Retype all of the data exactly as given.

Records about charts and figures
━━━━━━

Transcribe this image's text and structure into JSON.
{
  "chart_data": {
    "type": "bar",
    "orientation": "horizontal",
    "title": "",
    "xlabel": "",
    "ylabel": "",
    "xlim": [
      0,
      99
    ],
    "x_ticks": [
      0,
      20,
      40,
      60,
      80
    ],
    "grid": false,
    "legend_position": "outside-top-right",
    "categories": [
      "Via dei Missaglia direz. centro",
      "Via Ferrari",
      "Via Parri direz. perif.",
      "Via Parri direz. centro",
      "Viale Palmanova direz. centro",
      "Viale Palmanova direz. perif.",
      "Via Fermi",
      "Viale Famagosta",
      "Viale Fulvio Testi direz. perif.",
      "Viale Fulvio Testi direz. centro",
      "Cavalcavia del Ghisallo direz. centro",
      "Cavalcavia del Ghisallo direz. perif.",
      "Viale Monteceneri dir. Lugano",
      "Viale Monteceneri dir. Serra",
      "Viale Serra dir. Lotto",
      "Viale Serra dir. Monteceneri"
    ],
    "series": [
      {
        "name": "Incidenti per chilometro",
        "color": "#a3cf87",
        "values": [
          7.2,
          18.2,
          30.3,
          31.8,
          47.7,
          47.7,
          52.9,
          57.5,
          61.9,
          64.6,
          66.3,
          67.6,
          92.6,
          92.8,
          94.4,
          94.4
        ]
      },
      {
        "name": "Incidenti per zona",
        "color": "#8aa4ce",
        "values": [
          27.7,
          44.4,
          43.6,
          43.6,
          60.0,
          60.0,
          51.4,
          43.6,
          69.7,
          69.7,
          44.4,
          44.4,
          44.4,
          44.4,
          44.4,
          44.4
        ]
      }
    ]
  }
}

━━━━━━

Expected answer:
Transcribe this image's text and structure into JSON.
{
  "chart_data": {
    "type": "bar",
    "orientation": "horizontal",
    "title": "",
    "xlabel": "",
    "ylabel": "",
    "xlim": [
      0,
      99
    ],
    "x_ticks": [
      0,
      20,
      40,
      60,
      80
    ],
    "grid": false,
    "legend_position": "outside-top-right",
    "categories": [
      "Via dei Missaglia direz. centro",
      "Via Ferrari",
      "Via Parri direz. perif.",
      "Via Parri direz. centro",
      "Viale Palmanova direz. centro",
      "Viale Palmanova direz. perif.",
      "Via Fermi",
      "Viale Famagosta",
      "Viale Fulvio Testi direz. perif.",
      "Viale Fulvio Testi direz. centro",
      "Cavalcavia del Ghisallo direz. centro",
      "Cavalcavia del Ghisallo direz. perif.",
      "Viale Monteceneri dir. Lugano",
      "Viale Monteceneri dir. Serra",
      "Viale Serra dir. Lotto",
      "Viale Serra dir. Monteceneri"
    ],
    "series": [
      {
        "name": "Incidenti per chilometro",
        "color": "#a3cf87",
        "values": [
          7.2,
          18.2,
          30.3,
          31.8,
          47.7,
          47.7,
          52.9,
          57.5,
          61.9,
          64.6,
          66.3,
          67.6,
          92.6,
          92.8,
          94.4,
          94.4
        ]
      },
      {
        "name": "Incidenti per zona",
        "color": "#8aa4ce",
        "values": [
          27.7,
          44.4,
          43.6,
          43.6,
          60.0,
          60.0,
          51.4,
          43.6,
          69.7,
          69.7,
          44.4,
          44.4,
          44.4,
          44.4,
          44.4,
          44.4
        ]
      }
    ]
  }
}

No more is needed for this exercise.